Material to process >>
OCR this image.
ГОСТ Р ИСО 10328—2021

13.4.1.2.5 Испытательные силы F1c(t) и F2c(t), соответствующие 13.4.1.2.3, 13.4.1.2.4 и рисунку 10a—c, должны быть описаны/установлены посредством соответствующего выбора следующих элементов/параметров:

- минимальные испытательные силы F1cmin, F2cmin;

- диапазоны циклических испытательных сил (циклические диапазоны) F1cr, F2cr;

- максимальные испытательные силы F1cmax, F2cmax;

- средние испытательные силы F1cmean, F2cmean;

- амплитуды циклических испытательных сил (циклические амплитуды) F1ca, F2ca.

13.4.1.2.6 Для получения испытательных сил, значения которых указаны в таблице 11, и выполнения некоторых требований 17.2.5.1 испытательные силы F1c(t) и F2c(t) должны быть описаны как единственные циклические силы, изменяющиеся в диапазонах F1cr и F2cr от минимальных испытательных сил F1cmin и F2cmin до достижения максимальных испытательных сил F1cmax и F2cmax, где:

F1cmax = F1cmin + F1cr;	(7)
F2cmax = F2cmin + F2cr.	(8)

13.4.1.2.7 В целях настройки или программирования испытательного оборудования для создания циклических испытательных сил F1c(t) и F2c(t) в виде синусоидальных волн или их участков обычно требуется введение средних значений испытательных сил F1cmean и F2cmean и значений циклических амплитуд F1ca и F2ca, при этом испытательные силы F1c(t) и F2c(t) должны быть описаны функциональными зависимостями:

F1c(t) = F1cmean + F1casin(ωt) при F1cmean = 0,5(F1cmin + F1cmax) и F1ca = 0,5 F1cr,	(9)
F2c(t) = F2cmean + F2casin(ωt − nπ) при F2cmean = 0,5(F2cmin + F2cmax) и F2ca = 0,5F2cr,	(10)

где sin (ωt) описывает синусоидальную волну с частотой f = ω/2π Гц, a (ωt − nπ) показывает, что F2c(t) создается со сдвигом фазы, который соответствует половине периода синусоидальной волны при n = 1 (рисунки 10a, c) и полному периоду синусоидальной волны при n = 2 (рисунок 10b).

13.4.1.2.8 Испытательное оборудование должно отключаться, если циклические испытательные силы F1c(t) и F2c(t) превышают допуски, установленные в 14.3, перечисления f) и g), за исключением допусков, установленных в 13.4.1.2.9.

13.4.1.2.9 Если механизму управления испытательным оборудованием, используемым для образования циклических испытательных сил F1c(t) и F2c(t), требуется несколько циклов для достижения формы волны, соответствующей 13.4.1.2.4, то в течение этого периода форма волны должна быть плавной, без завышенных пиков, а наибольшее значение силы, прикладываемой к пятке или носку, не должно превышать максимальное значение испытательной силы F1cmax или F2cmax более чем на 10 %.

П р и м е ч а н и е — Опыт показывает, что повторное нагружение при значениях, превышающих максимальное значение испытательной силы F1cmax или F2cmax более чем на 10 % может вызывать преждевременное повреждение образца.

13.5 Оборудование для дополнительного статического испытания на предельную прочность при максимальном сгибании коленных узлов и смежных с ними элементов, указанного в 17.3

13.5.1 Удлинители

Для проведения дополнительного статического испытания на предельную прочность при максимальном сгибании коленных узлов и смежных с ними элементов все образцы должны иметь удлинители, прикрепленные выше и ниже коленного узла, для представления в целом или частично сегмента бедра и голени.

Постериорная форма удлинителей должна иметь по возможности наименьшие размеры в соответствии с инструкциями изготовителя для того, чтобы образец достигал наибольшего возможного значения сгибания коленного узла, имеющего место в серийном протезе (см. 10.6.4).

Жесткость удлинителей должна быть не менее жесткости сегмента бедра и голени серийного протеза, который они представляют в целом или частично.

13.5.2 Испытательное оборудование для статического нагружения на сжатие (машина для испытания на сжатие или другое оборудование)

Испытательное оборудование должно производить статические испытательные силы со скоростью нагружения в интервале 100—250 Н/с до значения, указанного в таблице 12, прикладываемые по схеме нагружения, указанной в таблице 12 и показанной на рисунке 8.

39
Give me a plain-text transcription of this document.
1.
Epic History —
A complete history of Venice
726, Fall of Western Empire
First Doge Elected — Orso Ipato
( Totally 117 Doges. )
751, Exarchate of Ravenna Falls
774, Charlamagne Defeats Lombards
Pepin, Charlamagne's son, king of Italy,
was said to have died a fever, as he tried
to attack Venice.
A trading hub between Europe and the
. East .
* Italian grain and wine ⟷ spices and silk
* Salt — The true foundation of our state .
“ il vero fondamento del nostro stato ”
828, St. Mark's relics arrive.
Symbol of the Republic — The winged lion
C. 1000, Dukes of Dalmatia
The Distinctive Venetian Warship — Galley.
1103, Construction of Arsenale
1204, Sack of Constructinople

Task to complete >> Your task is to print all of the records exactly.

Solution to the problem >>
OCR this image.
ГОСТ Р ИСО 10328—2021

13.4.1.2.5 Испытательные силы F1c(t) и F2c(t), соответствующие 13.4.1.2.3, 13.4.1.2.4 и рисунку 10a—c, должны быть описаны/установлены посредством соответствующего выбора следующих элементов/параметров:

- минимальные испытательные силы F1cmin, F2cmin;

- диапазоны циклических испытательных сил (циклические диапазоны) F1cr, F2cr;

- максимальные испытательные силы F1cmax, F2cmax;

- средние испытательные силы F1cmean, F2cmean;

- амплитуды циклических испытательных сил (циклические амплитуды) F1ca, F2ca.

13.4.1.2.6 Для получения испытательных сил, значения которых указаны в таблице 11, и выполнения некоторых требований 17.2.5.1 испытательные силы F1c(t) и F2c(t) должны быть описаны как единственные циклические силы, изменяющиеся в диапазонах F1cr и F2cr от минимальных испытательных сил F1cmin и F2cmin до достижения максимальных испытательных сил F1cmax и F2cmax, где:

F1cmax = F1cmin + F1cr;	(7)
F2cmax = F2cmin + F2cr.	(8)

13.4.1.2.7 В целях настройки или программирования испытательного оборудования для создания циклических испытательных сил F1c(t) и F2c(t) в виде синусоидальных волн или их участков обычно требуется введение средних значений испытательных сил F1cmean и F2cmean и значений циклических амплитуд F1ca и F2ca, при этом испытательные силы F1c(t) и F2c(t) должны быть описаны функциональными зависимостями:

F1c(t) = F1cmean + F1casin(ωt) при F1cmean = 0,5(F1cmin + F1cmax) и F1ca = 0,5 F1cr,	(9)
F2c(t) = F2cmean + F2casin(ωt − nπ) при F2cmean = 0,5(F2cmin + F2cmax) и F2ca = 0,5F2cr,	(10)

где sin (ωt) описывает синусоидальную волну с частотой f = ω/2π Гц, a (ωt − nπ) показывает, что F2c(t) создается со сдвигом фазы, который соответствует половине периода синусоидальной волны при n = 1 (рисунки 10a, c) и полному периоду синусоидальной волны при n = 2 (рисунок 10b).

13.4.1.2.8 Испытательное оборудование должно отключаться, если циклические испытательные силы F1c(t) и F2c(t) превышают допуски, установленные в 14.3, перечисления f) и g), за исключением допусков, установленных в 13.4.1.2.9.

13.4.1.2.9 Если механизму управления испытательным оборудованием, используемым для образования циклических испытательных сил F1c(t) и F2c(t), требуется несколько циклов для достижения формы волны, соответствующей 13.4.1.2.4, то в течение этого периода форма волны должна быть плавной, без завышенных пиков, а наибольшее значение силы, прикладываемой к пятке или носку, не должно превышать максимальное значение испытательной силы F1cmax или F2cmax более чем на 10 %.

П р и м е ч а н и е — Опыт показывает, что повторное нагружение при значениях, превышающих максимальное значение испытательной силы F1cmax или F2cmax более чем на 10 % может вызывать преждевременное повреждение образца.

13.5 Оборудование для дополнительного статического испытания на предельную прочность при максимальном сгибании коленных узлов и смежных с ними элементов, указанного в 17.3

13.5.1 Удлинители

Для проведения дополнительного статического испытания на предельную прочность при максимальном сгибании коленных узлов и смежных с ними элементов все образцы должны иметь удлинители, прикрепленные выше и ниже коленного узла, для представления в целом или частично сегмента бедра и голени.

Постериорная форма удлинителей должна иметь по возможности наименьшие размеры в соответствии с инструкциями изготовителя для того, чтобы образец достигал наибольшего возможного значения сгибания коленного узла, имеющего место в серийном протезе (см. 10.6.4).

Жесткость удлинителей должна быть не менее жесткости сегмента бедра и голени серийного протеза, который они представляют в целом или частично.

13.5.2 Испытательное оборудование для статического нагружения на сжатие (машина для испытания на сжатие или другое оборудование)

Испытательное оборудование должно производить статические испытательные силы со скоростью нагружения в интервале 100—250 Н/с до значения, указанного в таблице 12, прикладываемые по схеме нагружения, указанной в таблице 12 и показанной на рисунке 8.

39
Give me a plain-text transcription of this document.
1.
Epic History —
A complete history of Venice
726, Fall of Western Empire
First Doge Elected — Orso Ipato
( Totally 117 Doges. )
751, Exarchate of Ravenna Falls
774, Charlamagne Defeats Lombards
Pepin, Charlamagne's son, king of Italy,
was said to have died a fever, as he tried
to attack Venice.
A trading hub between Europe and the
. East .
* Italian grain and wine ⟷ spices and silk
* Salt — The true foundation of our state .
“ il vero fondamento del nostro stato ”
828, St. Mark's relics arrive.
Symbol of the Republic — The winged lion
C. 1000, Dukes of Dalmatia
The Distinctive Venetian Warship — Galley.
1103, Construction of Arsenale
1204, Sack of Constructinople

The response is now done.